### Material to process ###
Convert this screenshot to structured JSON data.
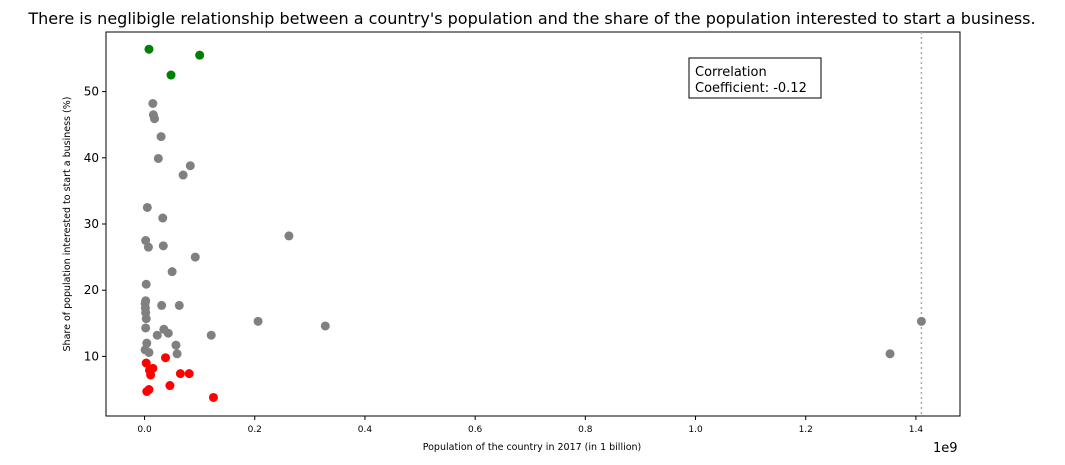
{
  "chart_data": {
    "type": "scatter",
    "title": "There is neglibigle relationship between a country's population and the share of the population interested to start a business.",
    "xlabel": "Population of the country in 2017 (in 1 billion)",
    "ylabel": "Share of population interested to start a business (%)",
    "x_offset_label": "1e9",
    "x_scale": 1000000000,
    "xlim": [
      -0.07,
      1.48
    ],
    "ylim": [
      1,
      59
    ],
    "x_ticks": [
      "0.0",
      "0.2",
      "0.4",
      "0.6",
      "0.8",
      "1.0",
      "1.2",
      "1.4"
    ],
    "y_ticks": [
      "10",
      "20",
      "30",
      "40",
      "50"
    ],
    "grid": false,
    "annotation": [
      "Correlation",
      "Coefficient: -0.12"
    ],
    "reference_line": {
      "x": 1.41,
      "style": "dotted",
      "color": "#aaaaaa"
    },
    "series": [
      {
        "color": "#008000",
        "x": [
          0.008,
          0.048,
          0.1
        ],
        "y": [
          56.4,
          52.5,
          55.5
        ]
      },
      {
        "color": "#808080",
        "x": [
          0.015,
          0.016,
          0.018,
          0.03,
          0.025,
          0.083,
          0.07,
          0.005,
          0.033,
          0.002,
          0.007,
          0.034,
          0.262,
          0.092,
          0.05,
          0.003,
          0.002,
          0.001,
          0.0015,
          0.002,
          0.003,
          0.031,
          0.063,
          0.002,
          0.206,
          0.328,
          1.41,
          0.035,
          0.043,
          0.023,
          0.121,
          0.057,
          0.004,
          0.001,
          0.008,
          0.059,
          1.353
        ],
        "y": [
          48.2,
          46.5,
          45.9,
          43.2,
          39.9,
          38.8,
          37.4,
          32.5,
          30.9,
          27.5,
          26.5,
          26.7,
          28.2,
          25.0,
          22.8,
          20.9,
          18.4,
          18.0,
          17.3,
          16.6,
          15.7,
          17.7,
          17.7,
          14.3,
          15.3,
          14.6,
          15.3,
          14.1,
          13.5,
          13.2,
          13.2,
          11.7,
          12.0,
          11.0,
          10.6,
          10.4,
          10.4
        ]
      },
      {
        "color": "#ff0000",
        "x": [
          0.038,
          0.003,
          0.015,
          0.009,
          0.011,
          0.065,
          0.081,
          0.046,
          0.008,
          0.004,
          0.125
        ],
        "y": [
          9.8,
          9.0,
          8.2,
          7.9,
          7.2,
          7.4,
          7.4,
          5.6,
          5.0,
          4.7,
          3.8
        ]
      }
    ]
  }
}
###
Give only the number of lines in the preceding material that contain the string "color".

4